• [TASK OBJECTIVE] Below is a block of records. Copy every line in it that contains the word "Selenium".

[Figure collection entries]
"""

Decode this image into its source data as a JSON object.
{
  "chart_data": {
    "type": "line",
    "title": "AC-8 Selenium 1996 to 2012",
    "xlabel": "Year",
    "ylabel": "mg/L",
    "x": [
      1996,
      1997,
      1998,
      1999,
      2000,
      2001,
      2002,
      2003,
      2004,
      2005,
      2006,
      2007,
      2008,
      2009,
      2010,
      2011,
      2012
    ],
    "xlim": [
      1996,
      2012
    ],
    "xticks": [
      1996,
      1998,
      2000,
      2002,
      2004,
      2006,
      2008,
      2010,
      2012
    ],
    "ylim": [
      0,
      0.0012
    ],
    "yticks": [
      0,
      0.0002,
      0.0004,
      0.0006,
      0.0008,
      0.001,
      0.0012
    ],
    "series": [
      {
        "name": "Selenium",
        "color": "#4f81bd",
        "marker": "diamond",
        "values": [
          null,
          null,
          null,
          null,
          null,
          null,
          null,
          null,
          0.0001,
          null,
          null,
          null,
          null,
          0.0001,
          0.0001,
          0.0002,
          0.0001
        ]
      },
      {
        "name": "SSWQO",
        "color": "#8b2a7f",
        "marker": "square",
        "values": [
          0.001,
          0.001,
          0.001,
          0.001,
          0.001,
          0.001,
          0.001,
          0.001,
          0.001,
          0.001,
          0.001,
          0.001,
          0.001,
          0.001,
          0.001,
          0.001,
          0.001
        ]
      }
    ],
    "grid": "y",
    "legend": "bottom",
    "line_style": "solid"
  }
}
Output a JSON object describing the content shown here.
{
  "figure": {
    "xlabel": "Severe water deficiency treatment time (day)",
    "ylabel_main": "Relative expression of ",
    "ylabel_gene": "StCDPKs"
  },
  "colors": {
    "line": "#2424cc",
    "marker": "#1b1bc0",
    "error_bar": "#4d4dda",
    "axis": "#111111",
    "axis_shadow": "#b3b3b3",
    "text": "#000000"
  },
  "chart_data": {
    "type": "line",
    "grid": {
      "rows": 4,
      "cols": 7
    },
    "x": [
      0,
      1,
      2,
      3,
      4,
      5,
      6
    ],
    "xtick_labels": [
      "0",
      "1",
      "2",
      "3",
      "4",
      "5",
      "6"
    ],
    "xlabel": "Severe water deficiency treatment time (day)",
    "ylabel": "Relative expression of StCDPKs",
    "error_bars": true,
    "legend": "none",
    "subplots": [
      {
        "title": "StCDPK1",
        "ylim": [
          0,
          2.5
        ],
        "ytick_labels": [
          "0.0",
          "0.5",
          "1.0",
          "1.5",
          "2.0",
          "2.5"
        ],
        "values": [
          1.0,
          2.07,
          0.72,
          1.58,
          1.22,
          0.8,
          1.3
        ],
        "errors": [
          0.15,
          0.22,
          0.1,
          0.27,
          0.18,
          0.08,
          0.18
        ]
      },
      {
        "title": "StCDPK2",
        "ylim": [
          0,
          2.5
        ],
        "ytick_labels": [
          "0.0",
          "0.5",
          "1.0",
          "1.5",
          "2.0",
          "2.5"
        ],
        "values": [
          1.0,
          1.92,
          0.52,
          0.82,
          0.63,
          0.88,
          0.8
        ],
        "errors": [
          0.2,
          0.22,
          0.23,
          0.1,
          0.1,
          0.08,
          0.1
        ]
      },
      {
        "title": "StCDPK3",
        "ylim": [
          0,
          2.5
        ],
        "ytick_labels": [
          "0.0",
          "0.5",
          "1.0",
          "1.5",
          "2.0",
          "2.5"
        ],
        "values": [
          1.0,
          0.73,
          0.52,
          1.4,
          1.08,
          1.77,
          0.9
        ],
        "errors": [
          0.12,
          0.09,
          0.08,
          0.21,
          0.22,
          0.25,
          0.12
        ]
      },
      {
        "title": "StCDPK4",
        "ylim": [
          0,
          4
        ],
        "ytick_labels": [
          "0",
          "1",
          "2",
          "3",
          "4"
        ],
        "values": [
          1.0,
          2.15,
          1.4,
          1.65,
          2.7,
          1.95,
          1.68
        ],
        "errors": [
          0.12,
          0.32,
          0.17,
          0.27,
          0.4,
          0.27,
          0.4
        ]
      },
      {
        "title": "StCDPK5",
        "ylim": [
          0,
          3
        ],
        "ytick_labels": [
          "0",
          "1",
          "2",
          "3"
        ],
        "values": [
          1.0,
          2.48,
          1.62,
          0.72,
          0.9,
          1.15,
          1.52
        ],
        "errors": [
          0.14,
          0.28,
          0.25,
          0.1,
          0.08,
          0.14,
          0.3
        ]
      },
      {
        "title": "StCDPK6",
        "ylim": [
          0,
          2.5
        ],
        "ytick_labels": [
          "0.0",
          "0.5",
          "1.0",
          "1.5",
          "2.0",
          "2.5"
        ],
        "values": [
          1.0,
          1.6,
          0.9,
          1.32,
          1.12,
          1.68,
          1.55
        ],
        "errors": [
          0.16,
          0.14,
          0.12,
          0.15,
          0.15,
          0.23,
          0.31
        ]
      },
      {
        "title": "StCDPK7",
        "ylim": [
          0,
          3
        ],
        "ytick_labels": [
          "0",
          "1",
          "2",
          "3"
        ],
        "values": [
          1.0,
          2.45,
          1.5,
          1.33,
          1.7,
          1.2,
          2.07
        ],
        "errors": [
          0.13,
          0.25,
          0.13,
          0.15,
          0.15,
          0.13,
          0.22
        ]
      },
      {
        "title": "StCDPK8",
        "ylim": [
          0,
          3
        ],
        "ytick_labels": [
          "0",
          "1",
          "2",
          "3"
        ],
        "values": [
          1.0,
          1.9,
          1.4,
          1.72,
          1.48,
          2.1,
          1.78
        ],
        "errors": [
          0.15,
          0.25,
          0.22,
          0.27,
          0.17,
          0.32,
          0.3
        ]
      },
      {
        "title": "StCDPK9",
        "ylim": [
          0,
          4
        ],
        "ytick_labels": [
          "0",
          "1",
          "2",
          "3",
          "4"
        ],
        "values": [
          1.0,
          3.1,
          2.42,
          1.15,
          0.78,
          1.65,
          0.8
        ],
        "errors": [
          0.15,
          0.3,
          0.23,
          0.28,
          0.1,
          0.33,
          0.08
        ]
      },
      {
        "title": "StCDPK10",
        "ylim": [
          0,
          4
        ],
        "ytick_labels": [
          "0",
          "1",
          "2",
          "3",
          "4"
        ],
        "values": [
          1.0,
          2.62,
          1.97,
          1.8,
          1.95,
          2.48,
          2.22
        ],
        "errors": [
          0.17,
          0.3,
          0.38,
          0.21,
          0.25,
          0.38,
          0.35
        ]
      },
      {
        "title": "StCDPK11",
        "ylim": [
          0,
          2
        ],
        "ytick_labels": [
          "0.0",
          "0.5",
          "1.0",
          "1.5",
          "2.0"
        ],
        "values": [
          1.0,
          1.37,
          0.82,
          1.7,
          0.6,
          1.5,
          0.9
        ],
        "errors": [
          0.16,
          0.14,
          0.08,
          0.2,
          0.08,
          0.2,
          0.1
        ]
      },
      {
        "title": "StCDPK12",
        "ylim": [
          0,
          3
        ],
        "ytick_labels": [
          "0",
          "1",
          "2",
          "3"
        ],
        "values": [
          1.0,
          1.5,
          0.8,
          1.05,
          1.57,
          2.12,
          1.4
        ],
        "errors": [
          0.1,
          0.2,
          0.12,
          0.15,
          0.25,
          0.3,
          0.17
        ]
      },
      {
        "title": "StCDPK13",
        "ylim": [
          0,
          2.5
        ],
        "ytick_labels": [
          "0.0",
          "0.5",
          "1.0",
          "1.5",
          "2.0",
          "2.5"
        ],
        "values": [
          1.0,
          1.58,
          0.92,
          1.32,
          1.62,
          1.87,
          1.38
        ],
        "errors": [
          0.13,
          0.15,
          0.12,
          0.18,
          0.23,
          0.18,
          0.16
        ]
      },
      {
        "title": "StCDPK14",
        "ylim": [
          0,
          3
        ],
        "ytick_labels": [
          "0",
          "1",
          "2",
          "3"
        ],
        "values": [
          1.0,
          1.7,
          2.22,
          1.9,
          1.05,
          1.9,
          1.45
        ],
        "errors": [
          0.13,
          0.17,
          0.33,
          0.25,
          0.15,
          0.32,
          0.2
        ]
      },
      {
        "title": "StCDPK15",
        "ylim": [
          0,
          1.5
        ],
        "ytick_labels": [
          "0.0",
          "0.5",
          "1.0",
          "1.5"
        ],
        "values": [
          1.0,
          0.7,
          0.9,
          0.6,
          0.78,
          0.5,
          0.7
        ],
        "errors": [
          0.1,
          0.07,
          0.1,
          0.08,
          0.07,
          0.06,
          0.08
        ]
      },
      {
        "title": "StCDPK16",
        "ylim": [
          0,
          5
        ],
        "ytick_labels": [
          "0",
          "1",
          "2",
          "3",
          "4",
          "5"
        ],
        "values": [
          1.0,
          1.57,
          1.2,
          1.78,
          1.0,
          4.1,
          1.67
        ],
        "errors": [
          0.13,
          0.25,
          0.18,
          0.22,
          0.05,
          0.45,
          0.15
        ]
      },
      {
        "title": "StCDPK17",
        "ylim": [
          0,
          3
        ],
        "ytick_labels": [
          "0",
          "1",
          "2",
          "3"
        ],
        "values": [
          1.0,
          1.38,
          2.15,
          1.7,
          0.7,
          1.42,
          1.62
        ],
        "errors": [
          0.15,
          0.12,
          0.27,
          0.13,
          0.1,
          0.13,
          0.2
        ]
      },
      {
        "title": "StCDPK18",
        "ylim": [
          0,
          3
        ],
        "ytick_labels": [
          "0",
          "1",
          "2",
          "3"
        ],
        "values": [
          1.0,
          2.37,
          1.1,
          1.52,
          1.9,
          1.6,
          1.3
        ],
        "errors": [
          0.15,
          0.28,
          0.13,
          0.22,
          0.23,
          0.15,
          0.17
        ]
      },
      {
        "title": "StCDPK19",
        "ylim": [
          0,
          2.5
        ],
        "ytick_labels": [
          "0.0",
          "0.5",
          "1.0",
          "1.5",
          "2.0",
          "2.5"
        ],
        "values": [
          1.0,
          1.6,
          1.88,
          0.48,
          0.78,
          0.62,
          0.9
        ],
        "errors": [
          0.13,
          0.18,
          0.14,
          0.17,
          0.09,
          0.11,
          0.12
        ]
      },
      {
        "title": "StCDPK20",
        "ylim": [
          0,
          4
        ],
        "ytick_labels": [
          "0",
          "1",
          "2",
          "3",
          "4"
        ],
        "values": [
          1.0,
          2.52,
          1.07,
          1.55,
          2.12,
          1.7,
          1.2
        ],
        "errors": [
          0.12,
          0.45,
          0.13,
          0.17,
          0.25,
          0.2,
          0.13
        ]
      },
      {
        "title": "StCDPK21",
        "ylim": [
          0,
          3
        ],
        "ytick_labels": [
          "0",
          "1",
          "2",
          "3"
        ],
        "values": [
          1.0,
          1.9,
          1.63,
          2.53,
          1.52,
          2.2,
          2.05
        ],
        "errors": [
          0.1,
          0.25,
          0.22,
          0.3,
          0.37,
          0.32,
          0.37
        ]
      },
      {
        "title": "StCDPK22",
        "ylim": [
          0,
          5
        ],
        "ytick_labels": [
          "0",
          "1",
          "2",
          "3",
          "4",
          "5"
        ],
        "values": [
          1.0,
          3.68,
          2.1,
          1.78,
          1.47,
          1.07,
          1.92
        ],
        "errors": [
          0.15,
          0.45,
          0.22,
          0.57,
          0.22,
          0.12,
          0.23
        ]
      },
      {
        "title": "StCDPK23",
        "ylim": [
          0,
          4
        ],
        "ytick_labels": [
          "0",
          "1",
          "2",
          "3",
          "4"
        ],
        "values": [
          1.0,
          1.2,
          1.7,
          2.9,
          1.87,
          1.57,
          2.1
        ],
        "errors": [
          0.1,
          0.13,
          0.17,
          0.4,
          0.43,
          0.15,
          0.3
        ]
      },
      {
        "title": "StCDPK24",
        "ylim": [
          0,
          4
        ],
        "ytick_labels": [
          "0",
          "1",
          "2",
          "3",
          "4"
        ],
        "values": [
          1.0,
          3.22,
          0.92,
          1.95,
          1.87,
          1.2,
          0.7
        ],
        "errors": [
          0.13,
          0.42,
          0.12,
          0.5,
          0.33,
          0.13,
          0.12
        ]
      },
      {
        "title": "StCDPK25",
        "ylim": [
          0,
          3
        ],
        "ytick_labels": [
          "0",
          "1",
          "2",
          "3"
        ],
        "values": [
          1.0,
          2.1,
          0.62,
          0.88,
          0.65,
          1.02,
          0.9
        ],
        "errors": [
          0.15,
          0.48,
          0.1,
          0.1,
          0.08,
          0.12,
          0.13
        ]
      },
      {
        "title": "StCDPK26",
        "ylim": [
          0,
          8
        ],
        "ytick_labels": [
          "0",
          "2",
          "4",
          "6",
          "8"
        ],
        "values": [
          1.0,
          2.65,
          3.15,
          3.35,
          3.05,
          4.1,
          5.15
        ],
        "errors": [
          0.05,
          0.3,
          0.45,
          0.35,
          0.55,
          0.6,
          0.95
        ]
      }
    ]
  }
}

"""

• [RIGHT ANSWER]
    "title": "AC-8 Selenium 1996 to 2012",
        "name": "Selenium",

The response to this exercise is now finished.